WHAT IS ASKED: Reproduce every item below line for line, with no changes. Omit the pictures.

Box annotation data
┄┄┄┄┄┄┄┄┄┄

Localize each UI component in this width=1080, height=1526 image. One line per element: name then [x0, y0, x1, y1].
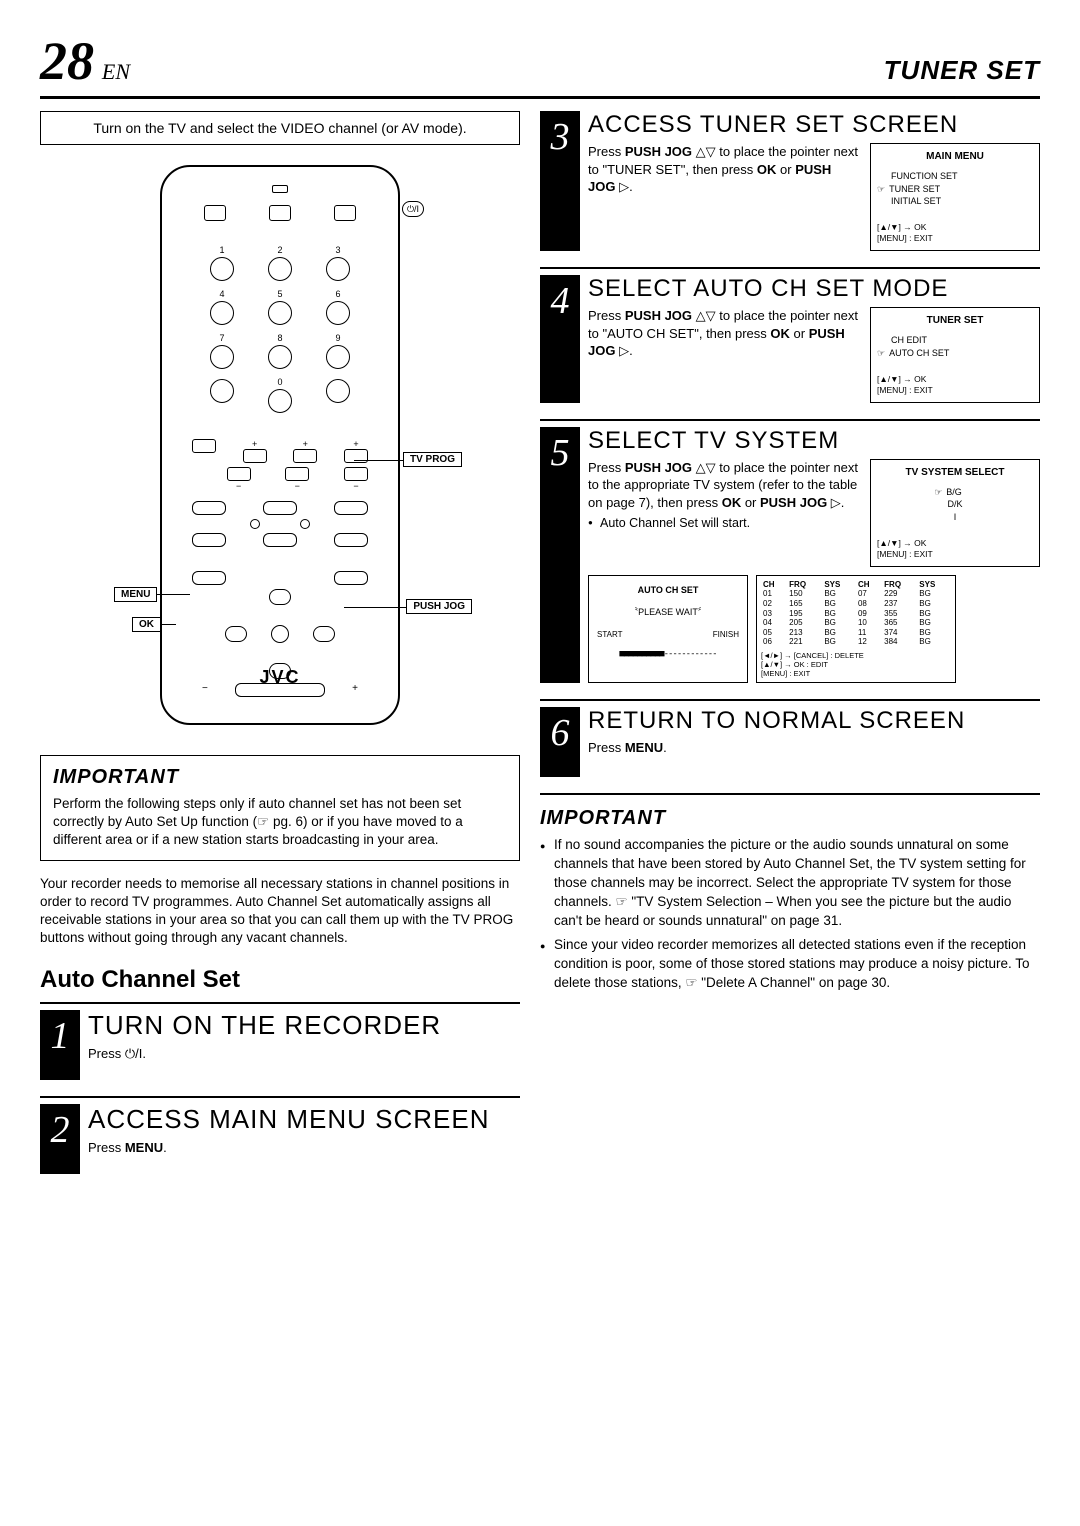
- display-icon: [269, 205, 291, 221]
- numpad: 123 456 789 0: [162, 237, 398, 421]
- main-menu-screen: MAIN MENU FUNCTION SET TUNER SET INITIAL…: [870, 143, 1040, 251]
- step-body: Press MENU.: [88, 1139, 520, 1157]
- step-number: 1: [40, 1010, 80, 1080]
- step-body: Press PUSH JOG △▽ to place the pointer n…: [588, 459, 860, 567]
- step-body: Press PUSH JOG △▽ to place the pointer n…: [588, 143, 860, 251]
- step-number: 6: [540, 707, 580, 777]
- channel-table-screen: CHFRQSYSCHFRQSYS 01150BG07229BG 02165BG0…: [756, 575, 956, 683]
- callout-menu: MENU: [114, 587, 157, 602]
- callout-pushjog: PUSH JOG: [406, 599, 472, 614]
- important-right: IMPORTANT If no sound accompanies the pi…: [540, 807, 1040, 993]
- callout-tvprog: TV PROG: [403, 452, 462, 467]
- right-column: 3 ACCESS TUNER SET SCREEN Press PUSH JOG…: [540, 111, 1040, 1190]
- important-box-left: IMPORTANT Perform the following steps on…: [40, 755, 520, 861]
- power-button-icon: ⏻/I: [402, 201, 424, 217]
- step-number: 5: [540, 427, 580, 683]
- page-number: 28: [40, 31, 94, 91]
- step-6: 6 RETURN TO NORMAL SCREEN Press MENU.: [540, 699, 1040, 777]
- step-2: 2 ACCESS MAIN MENU SCREEN Press MENU.: [40, 1096, 520, 1174]
- step-number: 3: [540, 111, 580, 251]
- power-icon: [334, 205, 356, 221]
- important-bullet: Since your video recorder memorizes all …: [540, 936, 1040, 993]
- page-header: 28 EN TUNER SET: [40, 30, 1040, 99]
- important-body: Perform the following steps only if auto…: [53, 795, 507, 850]
- step-heading: ACCESS MAIN MENU SCREEN: [88, 1104, 520, 1135]
- auto-ch-set-title: Auto Channel Set: [40, 966, 520, 994]
- remote-illustration: ⏻/I 123 456 789 0 +++ −−−: [40, 165, 520, 725]
- step-3: 3 ACCESS TUNER SET SCREEN Press PUSH JOG…: [540, 111, 1040, 251]
- step-heading: TURN ON THE RECORDER: [88, 1010, 520, 1041]
- step-number: 4: [540, 275, 580, 402]
- step-body: Press MENU.: [588, 739, 1040, 757]
- lang-label: EN: [102, 59, 130, 84]
- section-title: TUNER SET: [884, 55, 1040, 86]
- tuner-set-screen: TUNER SET CH EDIT AUTO CH SET [▲/▼] → OK…: [870, 307, 1040, 402]
- important-title: IMPORTANT: [53, 766, 507, 789]
- tv-system-screen: TV SYSTEM SELECT B/G D/K I [▲/▼] → OK[ME…: [870, 459, 1040, 567]
- step-heading: SELECT AUTO CH SET MODE: [588, 275, 1040, 303]
- callout-ok: OK: [132, 617, 161, 632]
- brand-logo: JVC: [162, 667, 398, 688]
- top-instruction: Turn on the TV and select the VIDEO chan…: [40, 111, 520, 145]
- eject-icon: [204, 205, 226, 221]
- jog-cross: [225, 589, 335, 679]
- left-column: Turn on the TV and select the VIDEO chan…: [40, 111, 520, 1190]
- intro-text: Your recorder needs to memorise all nece…: [40, 875, 520, 948]
- important-title: IMPORTANT: [540, 807, 1040, 830]
- step-5: 5 SELECT TV SYSTEM Press PUSH JOG △▽ to …: [540, 419, 1040, 683]
- step-heading: ACCESS TUNER SET SCREEN: [588, 111, 1040, 139]
- important-bullet: If no sound accompanies the picture or t…: [540, 836, 1040, 930]
- autoch-progress-screen: AUTO CH SET 〝PLEASE WAIT〞 STARTFINISH ■■…: [588, 575, 748, 683]
- step-body: Press PUSH JOG △▽ to place the pointer n…: [588, 307, 860, 402]
- step-4: 4 SELECT AUTO CH SET MODE Press PUSH JOG…: [540, 267, 1040, 402]
- step-1: 1 TURN ON THE RECORDER Press ⏻/I.: [40, 1002, 520, 1080]
- step-body: Press ⏻/I.: [88, 1045, 520, 1063]
- step-heading: SELECT TV SYSTEM: [588, 427, 1040, 455]
- step-number: 2: [40, 1104, 80, 1174]
- step-heading: RETURN TO NORMAL SCREEN: [588, 707, 1040, 735]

┄┄┄┄┄┄┄┄┄┄

EXPECTED ANSWER:
Localize each UI component in this width=1080, height=1526 image. One line per element: name then [x0, y0, x1, y1].
- display-icon: [269, 205, 291, 221]
- numpad: 123 456 789 0: [162, 237, 398, 421]
- main-menu-screen: MAIN MENU FUNCTION SET TUNER SET INITIAL…: [870, 143, 1040, 251]
- step-body: Press MENU.: [88, 1139, 520, 1157]
- step-number: 1: [40, 1010, 80, 1080]
- step-body: Press PUSH JOG △▽ to place the pointer n…: [588, 459, 860, 567]
- step-body: Press PUSH JOG △▽ to place the pointer n…: [588, 143, 860, 251]
- step-number: 6: [540, 707, 580, 777]
- channel-table-screen: CHFRQSYSCHFRQSYS 01150BG07229BG 02165BG0…: [756, 575, 956, 683]
- callout-menu: MENU: [114, 587, 157, 602]
- callout-pushjog: PUSH JOG: [406, 599, 472, 614]
- important-right: IMPORTANT If no sound accompanies the pi…: [540, 807, 1040, 993]
- callout-tvprog: TV PROG: [403, 452, 462, 467]
- right-column: 3 ACCESS TUNER SET SCREEN Press PUSH JOG…: [540, 111, 1040, 1190]
- important-box-left: IMPORTANT Perform the following steps on…: [40, 755, 520, 861]
- power-button-icon: ⏻/I: [402, 201, 424, 217]
- step-number: 5: [540, 427, 580, 683]
- page-number: 28: [40, 31, 94, 91]
- step-6: 6 RETURN TO NORMAL SCREEN Press MENU.: [540, 699, 1040, 777]
- step-2: 2 ACCESS MAIN MENU SCREEN Press MENU.: [40, 1096, 520, 1174]
- step-number: 3: [540, 111, 580, 251]
- power-icon: [334, 205, 356, 221]
- important-bullet: Since your video recorder memorizes all …: [540, 936, 1040, 993]
- page-header: 28 EN TUNER SET: [40, 30, 1040, 99]
- important-body: Perform the following steps only if auto…: [53, 795, 507, 850]
- step-heading: ACCESS MAIN MENU SCREEN: [88, 1104, 520, 1135]
- auto-ch-set-title: Auto Channel Set: [40, 966, 520, 994]
- remote-illustration: ⏻/I 123 456 789 0 +++ −−−: [40, 165, 520, 725]
- step-3: 3 ACCESS TUNER SET SCREEN Press PUSH JOG…: [540, 111, 1040, 251]
- step-heading: TURN ON THE RECORDER: [88, 1010, 520, 1041]
- step-number: 4: [540, 275, 580, 402]
- step-body: Press MENU.: [588, 739, 1040, 757]
- lang-label: EN: [102, 59, 130, 84]
- section-title: TUNER SET: [884, 55, 1040, 86]
- tuner-set-screen: TUNER SET CH EDIT AUTO CH SET [▲/▼] → OK…: [870, 307, 1040, 402]
- important-title: IMPORTANT: [53, 766, 507, 789]
- tv-system-screen: TV SYSTEM SELECT B/G D/K I [▲/▼] → OK[ME…: [870, 459, 1040, 567]
- step-heading: SELECT AUTO CH SET MODE: [588, 275, 1040, 303]
- callout-ok: OK: [132, 617, 161, 632]
- brand-logo: JVC: [162, 667, 398, 688]
- top-instruction: Turn on the TV and select the VIDEO chan…: [40, 111, 520, 145]
- eject-icon: [204, 205, 226, 221]
- jog-cross: [225, 589, 335, 679]
- left-column: Turn on the TV and select the VIDEO chan…: [40, 111, 520, 1190]
- intro-text: Your recorder needs to memorise all nece…: [40, 875, 520, 948]
- important-title: IMPORTANT: [540, 807, 1040, 830]
- step-5: 5 SELECT TV SYSTEM Press PUSH JOG △▽ to …: [540, 419, 1040, 683]
- step-heading: ACCESS TUNER SET SCREEN: [588, 111, 1040, 139]
- important-bullet: If no sound accompanies the picture or t…: [540, 836, 1040, 930]
- autoch-progress-screen: AUTO CH SET 〝PLEASE WAIT〞 STARTFINISH ■■…: [588, 575, 748, 683]
- step-body: Press PUSH JOG △▽ to place the pointer n…: [588, 307, 860, 402]
- step-4: 4 SELECT AUTO CH SET MODE Press PUSH JOG…: [540, 267, 1040, 402]
- step-1: 1 TURN ON THE RECORDER Press ⏻/I.: [40, 1002, 520, 1080]
- step-body: Press ⏻/I.: [88, 1045, 520, 1063]
- step-heading: SELECT TV SYSTEM: [588, 427, 1040, 455]
- step-number: 2: [40, 1104, 80, 1174]
- step-heading: RETURN TO NORMAL SCREEN: [588, 707, 1040, 735]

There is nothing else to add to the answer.